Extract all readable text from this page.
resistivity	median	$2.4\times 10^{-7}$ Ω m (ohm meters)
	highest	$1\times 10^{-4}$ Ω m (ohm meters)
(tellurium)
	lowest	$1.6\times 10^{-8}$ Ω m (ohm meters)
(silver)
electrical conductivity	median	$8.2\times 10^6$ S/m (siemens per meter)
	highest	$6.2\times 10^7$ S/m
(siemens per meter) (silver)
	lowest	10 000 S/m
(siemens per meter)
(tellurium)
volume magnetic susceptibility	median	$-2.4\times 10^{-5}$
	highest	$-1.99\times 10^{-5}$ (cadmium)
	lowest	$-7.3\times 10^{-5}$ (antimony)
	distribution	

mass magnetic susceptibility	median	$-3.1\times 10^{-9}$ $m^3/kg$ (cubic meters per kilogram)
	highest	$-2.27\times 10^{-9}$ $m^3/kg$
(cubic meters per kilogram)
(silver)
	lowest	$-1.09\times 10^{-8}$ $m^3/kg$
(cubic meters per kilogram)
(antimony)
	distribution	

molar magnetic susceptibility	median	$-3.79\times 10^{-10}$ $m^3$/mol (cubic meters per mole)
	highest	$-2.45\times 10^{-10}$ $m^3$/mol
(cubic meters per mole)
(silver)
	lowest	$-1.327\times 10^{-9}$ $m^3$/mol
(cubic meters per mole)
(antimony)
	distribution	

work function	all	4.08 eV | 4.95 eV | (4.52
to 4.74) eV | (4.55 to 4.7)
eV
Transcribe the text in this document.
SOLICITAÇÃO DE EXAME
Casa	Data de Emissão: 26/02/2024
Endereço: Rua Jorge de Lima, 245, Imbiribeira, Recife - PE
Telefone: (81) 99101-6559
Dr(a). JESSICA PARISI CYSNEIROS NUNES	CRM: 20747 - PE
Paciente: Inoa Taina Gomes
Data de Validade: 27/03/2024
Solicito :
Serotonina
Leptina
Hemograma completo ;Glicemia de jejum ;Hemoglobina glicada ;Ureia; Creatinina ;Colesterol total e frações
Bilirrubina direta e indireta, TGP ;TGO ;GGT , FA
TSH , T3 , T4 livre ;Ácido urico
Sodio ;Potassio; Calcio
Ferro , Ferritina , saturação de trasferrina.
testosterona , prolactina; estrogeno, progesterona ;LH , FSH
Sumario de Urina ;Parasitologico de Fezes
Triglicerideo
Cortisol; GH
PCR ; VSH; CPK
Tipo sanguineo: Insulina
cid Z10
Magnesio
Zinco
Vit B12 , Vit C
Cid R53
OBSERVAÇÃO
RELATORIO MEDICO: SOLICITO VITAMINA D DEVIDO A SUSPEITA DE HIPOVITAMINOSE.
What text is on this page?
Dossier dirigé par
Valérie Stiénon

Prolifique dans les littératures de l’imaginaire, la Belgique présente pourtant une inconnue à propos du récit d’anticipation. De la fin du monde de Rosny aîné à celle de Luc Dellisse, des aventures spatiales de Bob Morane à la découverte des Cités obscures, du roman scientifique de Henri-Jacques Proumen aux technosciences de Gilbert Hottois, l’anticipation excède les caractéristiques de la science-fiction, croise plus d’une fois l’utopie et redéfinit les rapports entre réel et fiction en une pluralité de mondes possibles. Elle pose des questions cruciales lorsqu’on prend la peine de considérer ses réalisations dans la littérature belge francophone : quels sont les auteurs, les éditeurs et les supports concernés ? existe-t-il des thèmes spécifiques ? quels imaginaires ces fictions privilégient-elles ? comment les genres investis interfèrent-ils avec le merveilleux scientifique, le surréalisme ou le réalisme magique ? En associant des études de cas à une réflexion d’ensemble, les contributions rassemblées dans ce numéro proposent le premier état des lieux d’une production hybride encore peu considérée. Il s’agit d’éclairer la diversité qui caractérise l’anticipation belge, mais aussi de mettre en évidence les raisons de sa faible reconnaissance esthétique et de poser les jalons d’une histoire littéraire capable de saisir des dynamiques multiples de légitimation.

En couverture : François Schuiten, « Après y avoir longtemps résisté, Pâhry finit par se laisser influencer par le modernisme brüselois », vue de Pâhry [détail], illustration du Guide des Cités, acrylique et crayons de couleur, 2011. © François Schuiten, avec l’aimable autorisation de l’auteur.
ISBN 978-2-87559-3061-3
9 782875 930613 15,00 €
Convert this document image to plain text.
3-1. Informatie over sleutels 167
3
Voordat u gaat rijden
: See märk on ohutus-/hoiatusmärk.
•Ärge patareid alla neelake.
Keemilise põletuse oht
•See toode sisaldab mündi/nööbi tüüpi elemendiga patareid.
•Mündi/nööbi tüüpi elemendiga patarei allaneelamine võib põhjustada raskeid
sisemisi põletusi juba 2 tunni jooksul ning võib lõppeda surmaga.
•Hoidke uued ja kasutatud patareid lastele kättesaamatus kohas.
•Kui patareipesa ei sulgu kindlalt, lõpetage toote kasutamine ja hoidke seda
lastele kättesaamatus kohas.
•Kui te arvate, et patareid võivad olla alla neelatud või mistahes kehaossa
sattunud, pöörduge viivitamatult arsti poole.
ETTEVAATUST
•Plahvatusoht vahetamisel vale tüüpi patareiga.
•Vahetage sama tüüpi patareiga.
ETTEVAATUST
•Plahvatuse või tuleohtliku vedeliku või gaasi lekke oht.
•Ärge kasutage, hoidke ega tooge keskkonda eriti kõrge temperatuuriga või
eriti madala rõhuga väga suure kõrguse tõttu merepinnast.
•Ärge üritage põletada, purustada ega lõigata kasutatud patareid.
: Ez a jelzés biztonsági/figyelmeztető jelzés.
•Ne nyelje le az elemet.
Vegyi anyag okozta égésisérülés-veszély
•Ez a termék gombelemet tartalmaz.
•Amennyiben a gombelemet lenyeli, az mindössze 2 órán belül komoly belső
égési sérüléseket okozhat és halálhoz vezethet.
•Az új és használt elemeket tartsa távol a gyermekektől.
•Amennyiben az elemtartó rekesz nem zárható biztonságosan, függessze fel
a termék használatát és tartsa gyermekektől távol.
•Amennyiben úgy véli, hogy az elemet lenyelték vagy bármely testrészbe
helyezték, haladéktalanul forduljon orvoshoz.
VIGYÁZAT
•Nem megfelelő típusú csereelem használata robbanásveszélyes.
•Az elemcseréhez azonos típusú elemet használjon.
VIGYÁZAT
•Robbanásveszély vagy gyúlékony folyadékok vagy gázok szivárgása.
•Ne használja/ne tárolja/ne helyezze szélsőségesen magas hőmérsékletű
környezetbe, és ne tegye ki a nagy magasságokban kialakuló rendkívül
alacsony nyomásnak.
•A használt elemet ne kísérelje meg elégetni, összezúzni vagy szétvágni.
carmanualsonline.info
=======
• [EXERCISE]:
How many lines in the records hold the string "kasutatud"? Reply with the number alone.

• [THE COMPLETED TASK]:
2